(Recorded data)

•••••

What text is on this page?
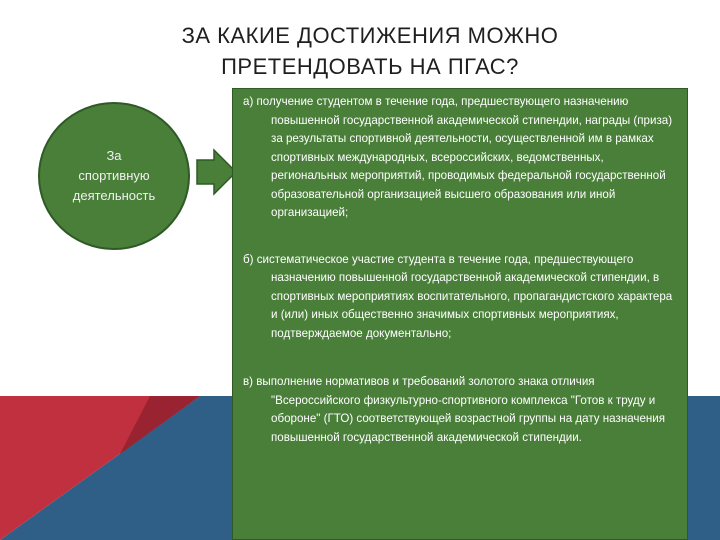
ЗА КАКИЕ ДОСТИЖЕНИЯ МОЖНО
ПРЕТЕНДОВАТЬ НА ПГАС?
За
спортивную
деятельность

а) получение студентом в течение года, предшествующего назначению повышенной государственной академической стипендии, награды (приза) за результаты спортивной деятельности, осуществленной им в рамках спортивных международных, всероссийских, ведомственных, региональных мероприятий, проводимых федеральной государственной образовательной организацией высшего образования или иной организацией;

б) систематическое участие студента в течение года, предшествующего назначению повышенной государственной академической стипендии, в спортивных мероприятиях воспитательного, пропагандистского характера и (или) иных общественно значимых спортивных мероприятиях, подтверждаемое документально;

в) выполнение нормативов и требований золотого знака отличия "Всероссийского физкультурно-спортивного комплекса "Готов к труду и обороне" (ГТО) соответствующей возрастной группы на дату назначения повышенной государственной академической стипендии.
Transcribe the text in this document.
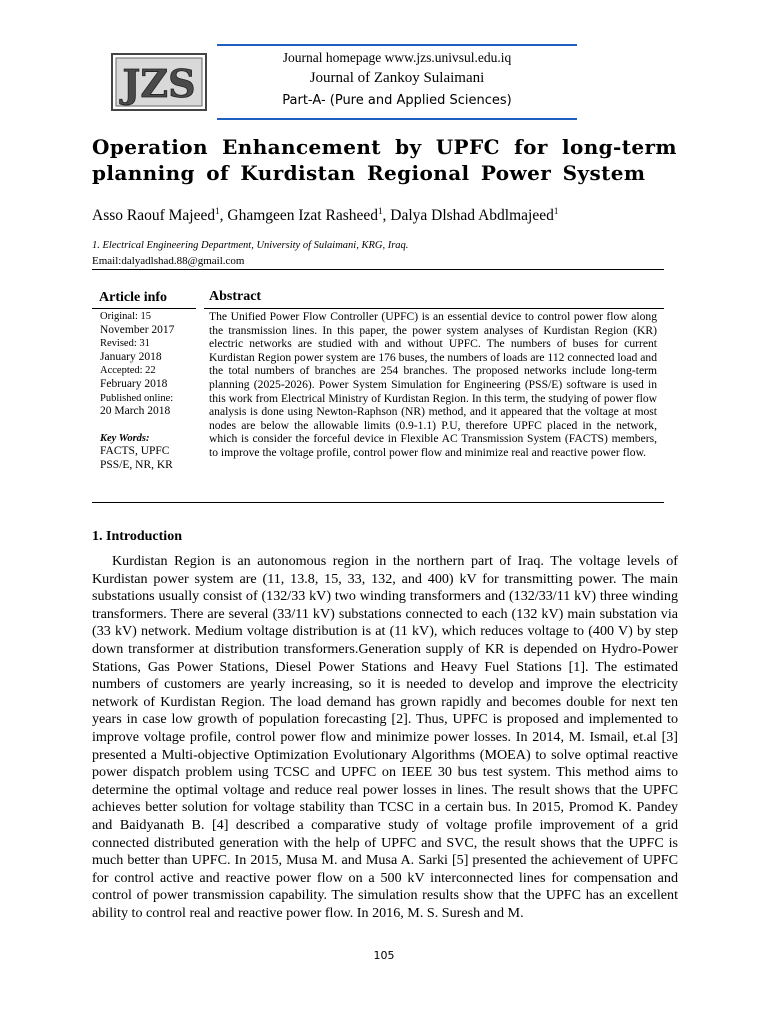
JZS
Journal homepage www.jzs.univsul.edu.iq
Journal of Zankoy Sulaimani
Part-A- (Pure and Applied Sciences)
Operation Enhancement by UPFC for long-term planning of Kurdistan Regional Power System
Asso Raouf Majeed$^1$, Ghamgeen Izat Rasheed$^1$, Dalya Dlshad Abdlmajeed$^1$
1. Electrical Engineering Department, University of Sulaimani, KRG, Iraq.
Email:dalyadlshad.88@gmail.com
Article info	Abstract
Original: 15
November 2017
Revised: 31
January 2018
Accepted: 22
February 2018
Published online:
20 March 2018
Key Words:
FACTS, UPFC
PSS/E, NR, KR
The Unified Power Flow Controller (UPFC) is an essential device to control power flow along the transmission lines. In this paper, the power system analyses of Kurdistan Region (KR) electric networks are studied with and without UPFC. The numbers of buses for current Kurdistan Region power system are 176 buses, the numbers of loads are 112 connected load and the total numbers of branches are 254 branches. The proposed networks include long-term planning (2025-2026). Power System Simulation for Engineering (PSS/E) software is used in this work from Electrical Ministry of Kurdistan Region. In this term, the studying of power flow analysis is done using Newton-Raphson (NR) method, and it appeared that the voltage at most nodes are below the allowable limits (0.9-1.1) P.U, therefore UPFC placed in the network, which is consider the forceful device in Flexible AC Transmission System (FACTS) members, to improve the voltage profile, control power flow and minimize real and reactive power flow.
1. Introduction
Kurdistan Region is an autonomous region in the northern part of Iraq. The voltage levels of Kurdistan power system are (11, 13.8, 15, 33, 132, and 400) kV for transmitting power. The main substations usually consist of (132/33 kV) two winding transformers and (132/33/11 kV) three winding transformers. There are several (33/11 kV) substations connected to each (132 kV) main substation via (33 kV) network. Medium voltage distribution is at (11 kV), which reduces voltage to (400 V) by step down transformer at distribution transformers.Generation supply of KR is depended on Hydro-Power Stations, Gas Power Stations, Diesel Power Stations and Heavy Fuel Stations [1]. The estimated numbers of customers are yearly increasing, so it is needed to develop and improve the electricity network of Kurdistan Region. The load demand has grown rapidly and becomes double for next ten years in case low growth of population forecasting [2]. Thus, UPFC is proposed and implemented to improve voltage profile, control power flow and minimize power losses. In 2014, M. Ismail, et.al [3] presented a Multi-objective Optimization Evolutionary Algorithms (MOEA) to solve optimal reactive power dispatch problem using TCSC and UPFC on IEEE 30 bus test system. This method aims to determine the optimal voltage and reduce real power losses in lines. The result shows that the UPFC achieves better solution for voltage stability than TCSC in a certain bus. In 2015, Promod K. Pandey and Baidyanath B. [4] described a comparative study of voltage profile improvement of a grid connected distributed generation with the help of UPFC and SVC, the result shows that the UPFC is much better than UPFC. In 2015, Musa M. and Musa A. Sarki [5] presented the achievement of UPFC for control active and reactive power flow on a 500 kV interconnected lines for compensation and control of power transmission capability. The simulation results show that the UPFC has an excellent ability to control real and reactive power flow. In 2016, M. S. Suresh and M.
105
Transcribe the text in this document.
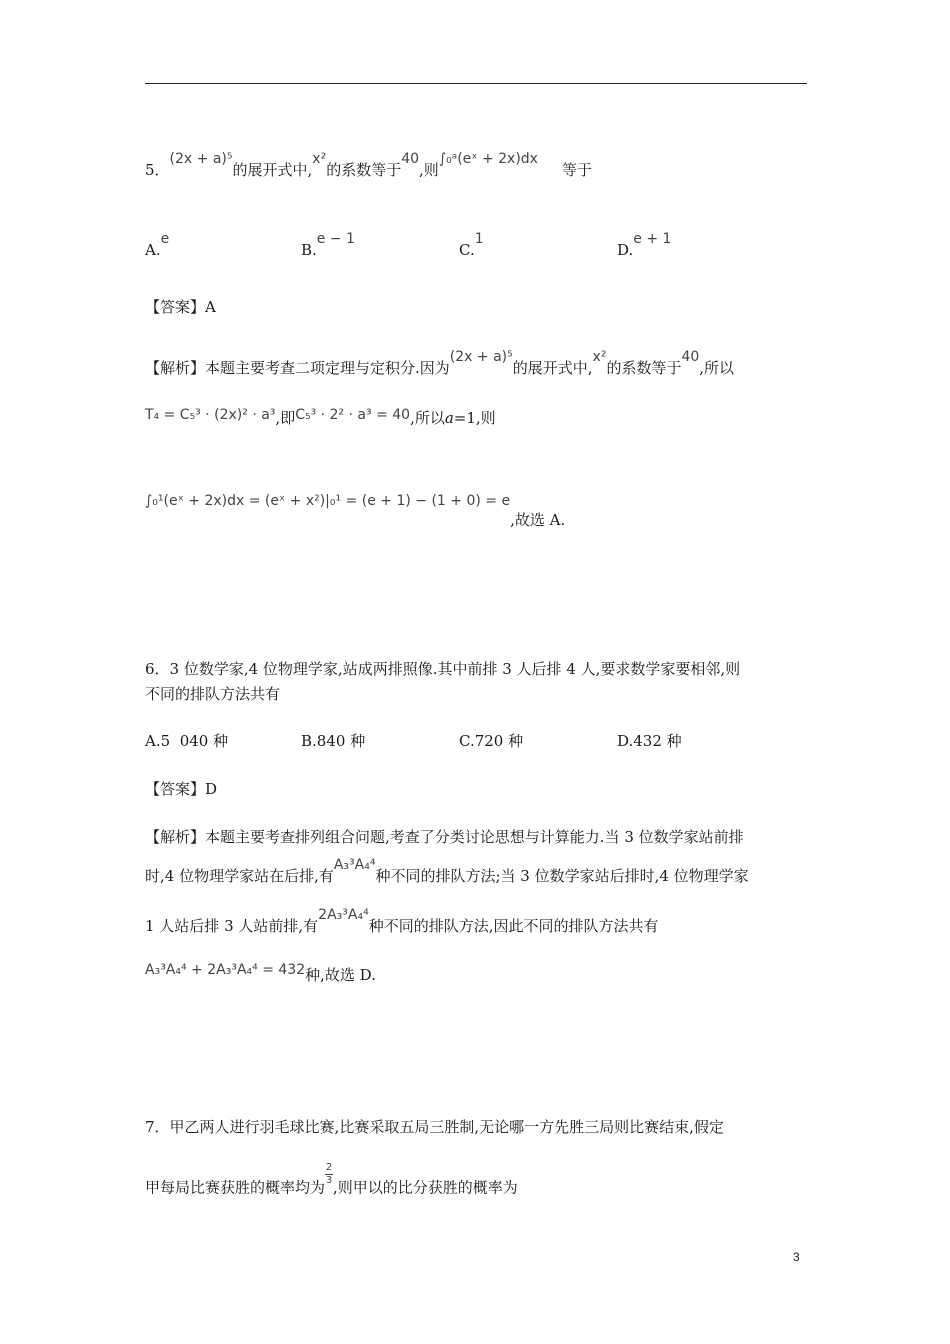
5．(2x + a)⁵的展开式中,x²的系数等于40,则∫₀ᵃ(eˣ + 2x)dx等于
A.e
B.e − 1
C.1
D.e + 1
【答案】A
【解析】本题主要考查二项定理与定积分.因为(2x + a)⁵的展开式中,x²的系数等于40,所以
T₄ = C₅³ · (2x)² · a³,即C₅³ · 2² · a³ = 40,所以a=1,则
∫₀¹(eˣ + 2x)dx = (eˣ + x²)|₀¹ = (e + 1) − (1 + 0) = e,故选 A.
6．3 位数学家,4 位物理学家,站成两排照像.其中前排 3 人后排 4 人,要求数学家要相邻,则
不同的排队方法共有
A.5  040 种	B.840 种	C.720 种	D.432 种
【答案】D
【解析】本题主要考查排列组合问题,考查了分类讨论思想与计算能力.当 3 位数学家站前排
时,4 位物理学家站在后排,有A₃³A₄⁴种不同的排队方法;当 3 位数学家站后排时,4 位物理学家
1 人站后排 3 人站前排,有2A₃³A₄⁴种不同的排队方法,因此不同的排队方法共有
A₃³A₄⁴ + 2A₃³A₄⁴ = 432种,故选 D.
7．甲乙两人进行羽毛球比赛,比赛采取五局三胜制,无论哪一方先胜三局则比赛结束,假定
甲每局比赛获胜的概率均为
$\frac{2}{3}$
,则甲以的比分获胜的概率为
3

•••••

- [THE TASK]:
Write out every line of the listing that holds the word "спортивных".

- [WRITTEN RESPONSE]:
а) получение студентом в течение года, предшествующего назначению повышенной государственной академической стипендии, награды (приза) за результаты спортивной деятельности, осуществленной им в рамках спортивных международных, всероссийских, ведомственных, региональных мероприятий, проводимых федеральной государственной образовательной организацией высшего образования или иной организацией;
б) систематическое участие студента в течение года, предшествующего назначению повышенной государственной академической стипендии, в спортивных мероприятиях воспитательного, пропагандистского характера и (или) иных общественно значимых спортивных мероприятиях, подтверждаемое документально;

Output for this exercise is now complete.